Prompt:
Return all lines where the word "видах" can be found.
Start Input records
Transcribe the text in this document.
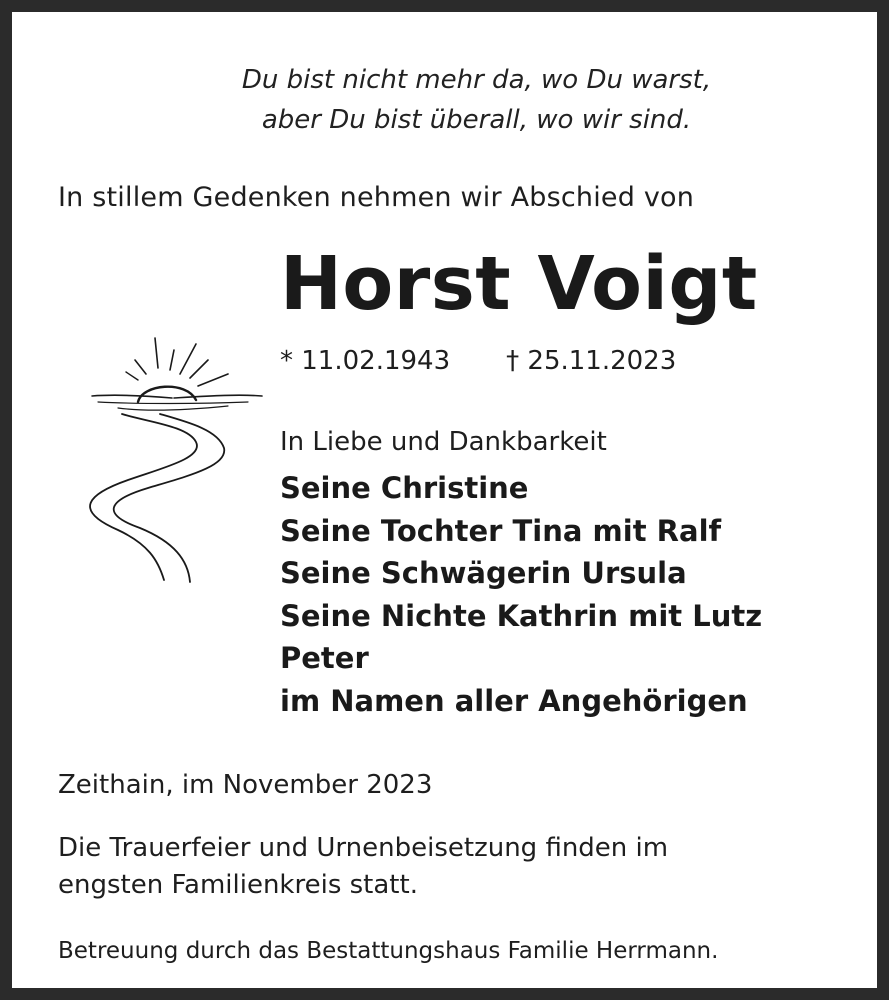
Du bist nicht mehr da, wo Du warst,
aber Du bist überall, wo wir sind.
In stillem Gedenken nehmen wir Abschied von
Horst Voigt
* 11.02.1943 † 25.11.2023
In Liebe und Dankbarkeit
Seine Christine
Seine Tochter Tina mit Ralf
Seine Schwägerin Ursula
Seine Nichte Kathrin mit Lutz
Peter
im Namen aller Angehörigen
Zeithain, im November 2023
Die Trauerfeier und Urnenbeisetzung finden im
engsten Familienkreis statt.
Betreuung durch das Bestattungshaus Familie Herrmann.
End Input records
Start Input records
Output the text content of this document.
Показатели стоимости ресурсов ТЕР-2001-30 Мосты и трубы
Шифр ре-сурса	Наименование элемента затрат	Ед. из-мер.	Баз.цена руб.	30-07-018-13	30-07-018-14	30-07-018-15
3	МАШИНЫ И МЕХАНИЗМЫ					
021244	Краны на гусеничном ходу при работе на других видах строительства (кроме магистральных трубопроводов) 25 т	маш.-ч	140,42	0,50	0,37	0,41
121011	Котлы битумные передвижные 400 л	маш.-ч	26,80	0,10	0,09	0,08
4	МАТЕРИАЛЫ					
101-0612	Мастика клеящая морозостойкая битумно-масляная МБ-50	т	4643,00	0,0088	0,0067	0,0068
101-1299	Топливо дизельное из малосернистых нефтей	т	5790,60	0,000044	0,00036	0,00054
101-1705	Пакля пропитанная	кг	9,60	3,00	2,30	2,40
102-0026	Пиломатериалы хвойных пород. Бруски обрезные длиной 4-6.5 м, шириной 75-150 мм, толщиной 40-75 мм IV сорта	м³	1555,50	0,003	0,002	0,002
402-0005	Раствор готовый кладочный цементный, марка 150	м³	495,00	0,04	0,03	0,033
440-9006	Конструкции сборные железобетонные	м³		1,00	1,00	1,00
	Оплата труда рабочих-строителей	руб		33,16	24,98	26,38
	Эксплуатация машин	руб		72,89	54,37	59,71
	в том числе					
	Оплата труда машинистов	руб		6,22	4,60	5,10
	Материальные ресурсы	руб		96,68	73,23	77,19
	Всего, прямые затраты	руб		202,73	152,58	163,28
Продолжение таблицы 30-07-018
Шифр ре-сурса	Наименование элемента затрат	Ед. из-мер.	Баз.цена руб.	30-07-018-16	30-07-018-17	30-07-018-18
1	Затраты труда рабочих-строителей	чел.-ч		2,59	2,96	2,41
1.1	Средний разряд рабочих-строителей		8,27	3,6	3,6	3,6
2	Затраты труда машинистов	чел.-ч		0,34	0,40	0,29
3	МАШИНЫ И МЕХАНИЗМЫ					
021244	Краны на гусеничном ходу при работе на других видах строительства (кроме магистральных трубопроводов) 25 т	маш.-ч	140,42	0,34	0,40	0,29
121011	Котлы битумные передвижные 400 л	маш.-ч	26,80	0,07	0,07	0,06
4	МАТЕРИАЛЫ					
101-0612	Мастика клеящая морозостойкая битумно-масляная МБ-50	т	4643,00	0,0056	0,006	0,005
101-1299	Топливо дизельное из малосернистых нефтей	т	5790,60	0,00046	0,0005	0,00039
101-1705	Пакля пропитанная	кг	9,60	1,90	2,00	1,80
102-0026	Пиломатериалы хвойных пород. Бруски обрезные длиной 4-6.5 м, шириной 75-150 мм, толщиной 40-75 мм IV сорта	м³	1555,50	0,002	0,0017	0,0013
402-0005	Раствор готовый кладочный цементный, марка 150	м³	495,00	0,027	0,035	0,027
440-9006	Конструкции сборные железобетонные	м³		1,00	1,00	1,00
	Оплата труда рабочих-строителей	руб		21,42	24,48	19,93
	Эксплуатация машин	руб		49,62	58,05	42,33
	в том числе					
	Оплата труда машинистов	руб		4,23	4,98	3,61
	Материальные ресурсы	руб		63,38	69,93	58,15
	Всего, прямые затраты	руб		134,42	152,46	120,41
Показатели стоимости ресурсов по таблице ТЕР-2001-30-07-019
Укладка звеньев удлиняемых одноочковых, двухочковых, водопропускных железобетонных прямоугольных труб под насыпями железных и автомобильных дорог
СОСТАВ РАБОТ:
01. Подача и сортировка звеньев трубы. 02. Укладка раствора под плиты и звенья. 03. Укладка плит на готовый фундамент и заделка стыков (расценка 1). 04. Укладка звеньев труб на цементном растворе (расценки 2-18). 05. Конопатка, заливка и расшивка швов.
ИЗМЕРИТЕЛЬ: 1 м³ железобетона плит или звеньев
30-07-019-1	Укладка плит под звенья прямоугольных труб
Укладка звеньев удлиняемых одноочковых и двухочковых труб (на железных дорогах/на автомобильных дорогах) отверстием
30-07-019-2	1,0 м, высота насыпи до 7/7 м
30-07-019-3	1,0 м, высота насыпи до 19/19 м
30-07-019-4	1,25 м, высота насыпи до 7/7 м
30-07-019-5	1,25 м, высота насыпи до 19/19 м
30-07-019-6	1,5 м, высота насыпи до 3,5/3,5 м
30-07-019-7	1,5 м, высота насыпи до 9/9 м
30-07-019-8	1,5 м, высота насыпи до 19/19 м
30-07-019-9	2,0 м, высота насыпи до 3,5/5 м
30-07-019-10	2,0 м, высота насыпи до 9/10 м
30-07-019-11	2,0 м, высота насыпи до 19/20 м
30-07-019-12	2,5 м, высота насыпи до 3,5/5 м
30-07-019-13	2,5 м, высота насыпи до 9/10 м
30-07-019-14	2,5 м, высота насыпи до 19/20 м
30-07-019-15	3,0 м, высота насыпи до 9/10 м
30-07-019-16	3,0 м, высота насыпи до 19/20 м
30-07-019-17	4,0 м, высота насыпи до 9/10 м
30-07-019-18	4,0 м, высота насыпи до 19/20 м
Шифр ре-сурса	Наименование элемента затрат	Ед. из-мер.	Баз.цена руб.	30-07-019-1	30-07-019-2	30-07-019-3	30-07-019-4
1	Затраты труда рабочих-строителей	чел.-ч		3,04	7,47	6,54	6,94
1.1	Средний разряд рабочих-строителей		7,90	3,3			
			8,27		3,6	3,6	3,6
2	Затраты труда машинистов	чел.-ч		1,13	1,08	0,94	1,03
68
End Input records
Reply:
021244	Краны на гусеничном ходу при работе на других видах строительства (кроме магистральных трубопроводов) 25 т	маш.-ч	140,42	0,50	0,37	0,41
021244	Краны на гусеничном ходу при работе на других видах строительства (кроме магистральных трубопроводов) 25 т	маш.-ч	140,42	0,34	0,40	0,29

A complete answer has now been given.